— Start of Data section —
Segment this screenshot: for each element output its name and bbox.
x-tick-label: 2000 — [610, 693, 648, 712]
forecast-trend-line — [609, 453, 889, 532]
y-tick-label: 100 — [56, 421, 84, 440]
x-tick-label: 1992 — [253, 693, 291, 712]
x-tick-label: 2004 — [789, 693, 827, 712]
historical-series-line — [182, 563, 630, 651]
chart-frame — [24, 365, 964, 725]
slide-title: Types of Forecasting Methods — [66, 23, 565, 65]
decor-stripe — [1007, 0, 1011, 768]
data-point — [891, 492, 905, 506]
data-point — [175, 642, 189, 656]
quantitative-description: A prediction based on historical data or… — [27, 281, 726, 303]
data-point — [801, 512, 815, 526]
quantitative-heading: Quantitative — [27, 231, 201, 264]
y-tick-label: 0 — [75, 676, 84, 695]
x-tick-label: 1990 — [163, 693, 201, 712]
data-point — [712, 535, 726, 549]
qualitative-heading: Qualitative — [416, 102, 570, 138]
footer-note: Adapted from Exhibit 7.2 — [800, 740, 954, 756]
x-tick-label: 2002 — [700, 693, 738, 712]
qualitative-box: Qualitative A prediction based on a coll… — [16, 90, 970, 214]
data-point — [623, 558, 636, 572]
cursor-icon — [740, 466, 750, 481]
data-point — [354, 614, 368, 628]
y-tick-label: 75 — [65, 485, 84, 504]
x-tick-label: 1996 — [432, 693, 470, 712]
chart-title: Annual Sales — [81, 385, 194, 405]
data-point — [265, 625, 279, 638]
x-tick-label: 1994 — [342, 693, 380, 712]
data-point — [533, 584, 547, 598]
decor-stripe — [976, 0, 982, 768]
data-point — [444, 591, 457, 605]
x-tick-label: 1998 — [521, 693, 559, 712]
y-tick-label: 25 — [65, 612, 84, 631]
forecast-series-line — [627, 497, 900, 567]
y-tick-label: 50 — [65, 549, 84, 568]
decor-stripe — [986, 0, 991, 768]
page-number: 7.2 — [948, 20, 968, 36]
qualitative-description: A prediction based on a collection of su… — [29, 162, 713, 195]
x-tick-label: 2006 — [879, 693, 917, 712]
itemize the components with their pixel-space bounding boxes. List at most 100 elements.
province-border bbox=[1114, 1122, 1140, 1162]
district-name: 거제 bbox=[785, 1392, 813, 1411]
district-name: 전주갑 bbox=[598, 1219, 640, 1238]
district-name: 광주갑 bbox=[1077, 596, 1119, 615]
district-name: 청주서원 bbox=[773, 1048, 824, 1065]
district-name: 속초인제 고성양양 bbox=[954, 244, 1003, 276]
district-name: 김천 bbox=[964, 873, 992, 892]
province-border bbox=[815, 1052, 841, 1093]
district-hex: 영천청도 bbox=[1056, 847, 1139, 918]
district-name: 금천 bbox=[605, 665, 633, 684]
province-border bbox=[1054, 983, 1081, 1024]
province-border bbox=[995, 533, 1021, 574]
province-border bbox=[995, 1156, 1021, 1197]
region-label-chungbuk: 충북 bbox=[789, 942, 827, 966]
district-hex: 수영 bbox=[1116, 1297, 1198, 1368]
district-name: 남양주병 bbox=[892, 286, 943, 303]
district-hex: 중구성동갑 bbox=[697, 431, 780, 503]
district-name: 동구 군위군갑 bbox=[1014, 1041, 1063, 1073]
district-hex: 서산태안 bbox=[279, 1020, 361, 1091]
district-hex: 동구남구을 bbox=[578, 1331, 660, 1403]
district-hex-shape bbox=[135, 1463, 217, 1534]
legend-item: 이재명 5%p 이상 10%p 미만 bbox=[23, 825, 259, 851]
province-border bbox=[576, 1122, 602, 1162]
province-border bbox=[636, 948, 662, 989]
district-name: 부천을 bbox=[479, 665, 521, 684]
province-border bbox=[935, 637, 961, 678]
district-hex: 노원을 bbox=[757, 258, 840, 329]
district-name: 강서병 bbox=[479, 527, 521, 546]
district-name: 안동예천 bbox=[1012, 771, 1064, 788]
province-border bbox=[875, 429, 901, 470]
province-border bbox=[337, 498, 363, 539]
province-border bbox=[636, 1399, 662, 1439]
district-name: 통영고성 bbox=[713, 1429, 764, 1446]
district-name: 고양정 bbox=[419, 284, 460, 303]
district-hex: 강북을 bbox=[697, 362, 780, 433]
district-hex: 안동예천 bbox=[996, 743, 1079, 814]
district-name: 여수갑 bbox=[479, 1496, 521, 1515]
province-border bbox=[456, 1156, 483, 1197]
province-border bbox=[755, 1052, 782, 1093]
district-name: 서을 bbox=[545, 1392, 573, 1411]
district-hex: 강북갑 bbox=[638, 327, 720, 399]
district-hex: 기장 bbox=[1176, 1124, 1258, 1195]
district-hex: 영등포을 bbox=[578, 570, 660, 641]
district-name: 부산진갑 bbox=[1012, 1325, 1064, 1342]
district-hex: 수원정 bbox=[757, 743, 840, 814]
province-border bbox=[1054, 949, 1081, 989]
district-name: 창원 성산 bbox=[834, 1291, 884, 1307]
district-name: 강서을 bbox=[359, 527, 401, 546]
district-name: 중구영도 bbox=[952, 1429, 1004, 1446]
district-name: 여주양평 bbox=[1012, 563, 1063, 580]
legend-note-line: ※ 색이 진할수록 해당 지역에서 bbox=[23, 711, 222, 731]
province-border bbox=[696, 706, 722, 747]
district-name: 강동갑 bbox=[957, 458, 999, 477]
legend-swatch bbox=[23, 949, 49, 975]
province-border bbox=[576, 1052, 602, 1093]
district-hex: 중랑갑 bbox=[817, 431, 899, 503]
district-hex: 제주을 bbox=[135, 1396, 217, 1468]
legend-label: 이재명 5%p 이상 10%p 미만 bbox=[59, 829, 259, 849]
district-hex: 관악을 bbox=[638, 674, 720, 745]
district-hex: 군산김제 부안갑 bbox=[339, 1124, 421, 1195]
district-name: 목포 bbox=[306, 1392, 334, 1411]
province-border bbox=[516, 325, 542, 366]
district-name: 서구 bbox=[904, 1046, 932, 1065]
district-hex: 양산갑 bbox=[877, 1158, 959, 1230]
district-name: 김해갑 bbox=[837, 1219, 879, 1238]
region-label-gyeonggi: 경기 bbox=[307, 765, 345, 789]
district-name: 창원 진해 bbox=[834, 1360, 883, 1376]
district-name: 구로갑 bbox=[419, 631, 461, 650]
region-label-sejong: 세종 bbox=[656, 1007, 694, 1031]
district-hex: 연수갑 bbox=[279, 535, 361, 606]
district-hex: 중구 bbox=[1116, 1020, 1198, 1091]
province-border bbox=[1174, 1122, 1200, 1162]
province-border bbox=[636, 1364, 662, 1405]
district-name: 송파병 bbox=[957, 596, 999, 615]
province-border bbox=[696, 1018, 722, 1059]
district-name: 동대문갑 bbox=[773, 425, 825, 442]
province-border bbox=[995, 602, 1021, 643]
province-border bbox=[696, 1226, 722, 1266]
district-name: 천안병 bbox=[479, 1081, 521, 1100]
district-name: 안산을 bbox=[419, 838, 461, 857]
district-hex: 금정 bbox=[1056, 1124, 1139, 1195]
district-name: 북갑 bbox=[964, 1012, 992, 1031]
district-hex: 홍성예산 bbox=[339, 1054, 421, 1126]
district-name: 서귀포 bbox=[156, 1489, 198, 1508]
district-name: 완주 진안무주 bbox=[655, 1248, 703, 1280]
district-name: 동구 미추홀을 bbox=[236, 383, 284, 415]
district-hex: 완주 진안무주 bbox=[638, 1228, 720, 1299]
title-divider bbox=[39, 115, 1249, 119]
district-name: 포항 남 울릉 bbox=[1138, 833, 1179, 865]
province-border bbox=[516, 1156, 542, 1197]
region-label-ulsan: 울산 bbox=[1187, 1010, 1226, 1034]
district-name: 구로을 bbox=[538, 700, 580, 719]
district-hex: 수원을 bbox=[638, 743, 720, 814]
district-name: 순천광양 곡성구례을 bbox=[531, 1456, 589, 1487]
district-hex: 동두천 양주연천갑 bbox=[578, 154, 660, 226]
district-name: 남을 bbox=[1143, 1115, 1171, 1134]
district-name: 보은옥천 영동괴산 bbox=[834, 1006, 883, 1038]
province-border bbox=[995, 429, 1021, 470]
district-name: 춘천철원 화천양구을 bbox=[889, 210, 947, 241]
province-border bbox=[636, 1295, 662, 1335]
— End of Data section —
Pull out the lines from the start of the records through the line containing "data-point — [801, 512, 815, 526]", both ends included, and reproduce them unchanged.

> _Task answer_
Segment this screenshot: for each element output its name and bbox.
x-tick-label: 2000 — [610, 693, 648, 712]
forecast-trend-line — [609, 453, 889, 532]
y-tick-label: 100 — [56, 421, 84, 440]
x-tick-label: 1992 — [253, 693, 291, 712]
x-tick-label: 2004 — [789, 693, 827, 712]
historical-series-line — [182, 563, 630, 651]
chart-frame — [24, 365, 964, 725]
slide-title: Types of Forecasting Methods — [66, 23, 565, 65]
decor-stripe — [1007, 0, 1011, 768]
data-point — [891, 492, 905, 506]
data-point — [175, 642, 189, 656]
quantitative-description: A prediction based on historical data or… — [27, 281, 726, 303]
data-point — [801, 512, 815, 526]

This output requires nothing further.